[Figure content listings]
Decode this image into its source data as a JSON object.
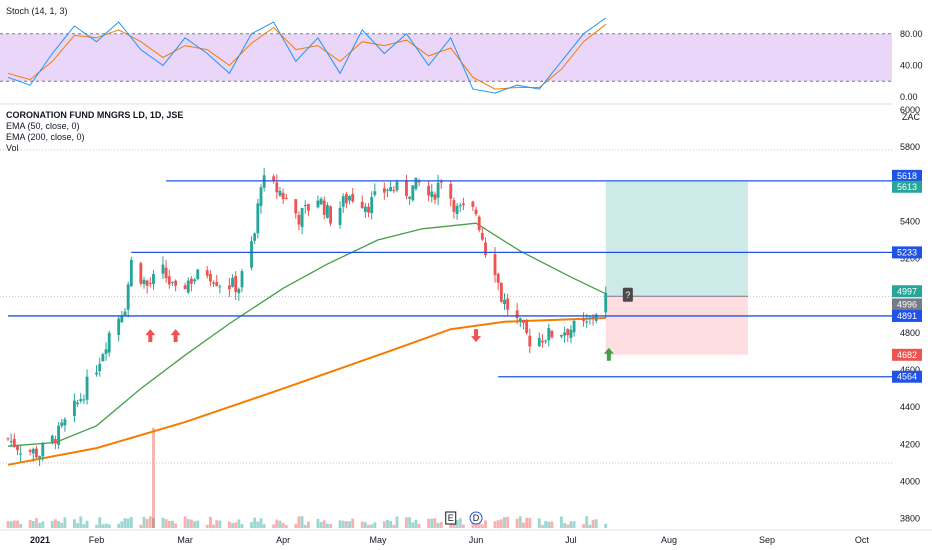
{
  "stoch_panel": {
    "indicator_label": "Stoch (14, 1, 3)",
    "band_top": 80,
    "band_bottom": 20,
    "ticks": [
      "80.00",
      "40.00",
      "0.00"
    ],
    "tick_values": [
      80,
      40,
      0
    ],
    "band_color": "#e1c8f7",
    "k_color": "#2196f3",
    "d_color": "#f57c00"
  },
  "price_panel": {
    "symbol_line": "CORONATION FUND MNGRS LD, 1D, JSE",
    "ema50_label": "EMA (50, close, 0)",
    "ema200_label": "EMA (200, close, 0)",
    "vol_label": "Vol",
    "currency": "ZAC",
    "up_color": "#26a69a",
    "down_color": "#ef5350",
    "ema50_color": "#43a047",
    "ema200_color": "#f57c00",
    "level_color": "#1e53e5",
    "right_tags": [
      {
        "text": "5618",
        "value": 5618,
        "color": "#1e53e5"
      },
      {
        "text": "5613",
        "value": 5613,
        "color": "#26a69a"
      },
      {
        "text": "5233",
        "value": 5233,
        "color": "#1e53e5"
      },
      {
        "text": "4997",
        "value": 4997,
        "color": "#26a69a"
      },
      {
        "text": "4996",
        "value": 4996,
        "color": "#787b86"
      },
      {
        "text": "4891",
        "value": 4891,
        "color": "#1e53e5"
      },
      {
        "text": "4682",
        "value": 4682,
        "color": "#ef5350"
      },
      {
        "text": "4564",
        "value": 4564,
        "color": "#1e53e5"
      }
    ],
    "badge_text": "?",
    "events": [
      "E",
      "D"
    ]
  },
  "chart_data": {
    "type": "candlestick",
    "price_axis": {
      "ticks": [
        "6000",
        "5800",
        "5400",
        "5200",
        "4800",
        "4600",
        "4400",
        "4200",
        "4000",
        "3800"
      ],
      "tick_values": [
        6000,
        5800,
        5400,
        5200,
        4800,
        4600,
        4400,
        4200,
        4000,
        3800
      ],
      "range": [
        3750,
        6010
      ]
    },
    "time_axis": {
      "labels": [
        "2021",
        "Feb",
        "Mar",
        "Apr",
        "May",
        "Jun",
        "Jul",
        "Aug",
        "Sep",
        "Oct"
      ],
      "range": [
        "2021-01-04",
        "2021-10-08"
      ]
    },
    "horizontal_levels": [
      {
        "value": 5618,
        "from": "2021-02-23"
      },
      {
        "value": 5233,
        "from": "2021-02-12"
      },
      {
        "value": 4891,
        "from": "2021-01-04"
      },
      {
        "value": 4564,
        "from": "2021-06-08"
      }
    ],
    "position": {
      "entry": 4997,
      "target": 5613,
      "stop": 4682,
      "start": "2021-07-12",
      "end": "2021-08-26"
    },
    "markers": [
      {
        "date": "2021-02-18",
        "direction": "up",
        "color": "#ef5350"
      },
      {
        "date": "2021-02-26",
        "direction": "up",
        "color": "#ef5350"
      },
      {
        "date": "2021-06-01",
        "direction": "down",
        "color": "#ef5350"
      },
      {
        "date": "2021-07-13",
        "direction": "up",
        "color": "#43a047"
      }
    ],
    "volume_spike": {
      "date": "2021-02-19",
      "relative": 1.0
    },
    "path_points": [
      [
        "2021-01-04",
        4230
      ],
      [
        "2021-01-08",
        4180
      ],
      [
        "2021-01-14",
        4150
      ],
      [
        "2021-01-20",
        4260
      ],
      [
        "2021-01-26",
        4420
      ],
      [
        "2021-02-01",
        4620
      ],
      [
        "2021-02-05",
        4800
      ],
      [
        "2021-02-10",
        4950
      ],
      [
        "2021-02-12",
        5180
      ],
      [
        "2021-02-17",
        5050
      ],
      [
        "2021-02-22",
        5130
      ],
      [
        "2021-02-26",
        5010
      ],
      [
        "2021-03-02",
        5080
      ],
      [
        "2021-03-08",
        5130
      ],
      [
        "2021-03-12",
        5070
      ],
      [
        "2021-03-18",
        5050
      ],
      [
        "2021-03-23",
        5330
      ],
      [
        "2021-03-25",
        5620
      ],
      [
        "2021-03-31",
        5560
      ],
      [
        "2021-04-06",
        5420
      ],
      [
        "2021-04-12",
        5530
      ],
      [
        "2021-04-16",
        5420
      ],
      [
        "2021-04-22",
        5540
      ],
      [
        "2021-04-28",
        5490
      ],
      [
        "2021-05-04",
        5580
      ],
      [
        "2021-05-10",
        5560
      ],
      [
        "2021-05-14",
        5600
      ],
      [
        "2021-05-18",
        5520
      ],
      [
        "2021-05-21",
        5640
      ],
      [
        "2021-05-26",
        5460
      ],
      [
        "2021-06-01",
        5450
      ],
      [
        "2021-06-04",
        5250
      ],
      [
        "2021-06-07",
        5150
      ],
      [
        "2021-06-09",
        4990
      ],
      [
        "2021-06-14",
        4860
      ],
      [
        "2021-06-18",
        4760
      ],
      [
        "2021-06-24",
        4790
      ],
      [
        "2021-06-30",
        4820
      ],
      [
        "2021-07-06",
        4840
      ],
      [
        "2021-07-12",
        4997
      ]
    ],
    "ema50": [
      [
        "2021-01-04",
        4190
      ],
      [
        "2021-01-19",
        4210
      ],
      [
        "2021-02-01",
        4300
      ],
      [
        "2021-02-15",
        4500
      ],
      [
        "2021-03-01",
        4680
      ],
      [
        "2021-03-15",
        4850
      ],
      [
        "2021-04-01",
        5040
      ],
      [
        "2021-04-15",
        5170
      ],
      [
        "2021-05-01",
        5300
      ],
      [
        "2021-05-15",
        5360
      ],
      [
        "2021-06-01",
        5390
      ],
      [
        "2021-06-15",
        5240
      ],
      [
        "2021-07-01",
        5100
      ],
      [
        "2021-07-12",
        5010
      ]
    ],
    "ema200": [
      [
        "2021-01-04",
        4090
      ],
      [
        "2021-02-01",
        4180
      ],
      [
        "2021-03-01",
        4320
      ],
      [
        "2021-04-01",
        4500
      ],
      [
        "2021-05-01",
        4680
      ],
      [
        "2021-05-24",
        4820
      ],
      [
        "2021-06-10",
        4860
      ],
      [
        "2021-07-12",
        4880
      ]
    ],
    "stoch_k": [
      [
        "2021-01-04",
        25
      ],
      [
        "2021-01-11",
        15
      ],
      [
        "2021-01-18",
        55
      ],
      [
        "2021-01-25",
        90
      ],
      [
        "2021-02-01",
        70
      ],
      [
        "2021-02-08",
        95
      ],
      [
        "2021-02-15",
        60
      ],
      [
        "2021-02-22",
        40
      ],
      [
        "2021-03-01",
        75
      ],
      [
        "2021-03-08",
        55
      ],
      [
        "2021-03-15",
        30
      ],
      [
        "2021-03-22",
        80
      ],
      [
        "2021-03-29",
        95
      ],
      [
        "2021-04-05",
        45
      ],
      [
        "2021-04-12",
        75
      ],
      [
        "2021-04-19",
        30
      ],
      [
        "2021-04-26",
        85
      ],
      [
        "2021-05-03",
        55
      ],
      [
        "2021-05-10",
        80
      ],
      [
        "2021-05-17",
        40
      ],
      [
        "2021-05-24",
        75
      ],
      [
        "2021-05-31",
        10
      ],
      [
        "2021-06-07",
        5
      ],
      [
        "2021-06-14",
        15
      ],
      [
        "2021-06-21",
        10
      ],
      [
        "2021-06-28",
        45
      ],
      [
        "2021-07-05",
        80
      ],
      [
        "2021-07-12",
        100
      ]
    ],
    "stoch_d": [
      [
        "2021-01-04",
        30
      ],
      [
        "2021-01-11",
        22
      ],
      [
        "2021-01-18",
        45
      ],
      [
        "2021-01-25",
        78
      ],
      [
        "2021-02-01",
        75
      ],
      [
        "2021-02-08",
        85
      ],
      [
        "2021-02-15",
        70
      ],
      [
        "2021-02-22",
        50
      ],
      [
        "2021-03-01",
        65
      ],
      [
        "2021-03-08",
        60
      ],
      [
        "2021-03-15",
        40
      ],
      [
        "2021-03-22",
        68
      ],
      [
        "2021-03-29",
        88
      ],
      [
        "2021-04-05",
        60
      ],
      [
        "2021-04-12",
        65
      ],
      [
        "2021-04-19",
        45
      ],
      [
        "2021-04-26",
        70
      ],
      [
        "2021-05-03",
        65
      ],
      [
        "2021-05-10",
        72
      ],
      [
        "2021-05-17",
        52
      ],
      [
        "2021-05-24",
        62
      ],
      [
        "2021-05-31",
        25
      ],
      [
        "2021-06-07",
        10
      ],
      [
        "2021-06-14",
        12
      ],
      [
        "2021-06-21",
        12
      ],
      [
        "2021-06-28",
        35
      ],
      [
        "2021-07-05",
        70
      ],
      [
        "2021-07-12",
        92
      ]
    ]
  }
}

### To do
Filter the records for lines holding the string "from". Copy each one.

### Complete output
        "from": "2021-02-23"
        "from": "2021-02-12"
        "from": "2021-01-04"
        "from": "2021-06-08"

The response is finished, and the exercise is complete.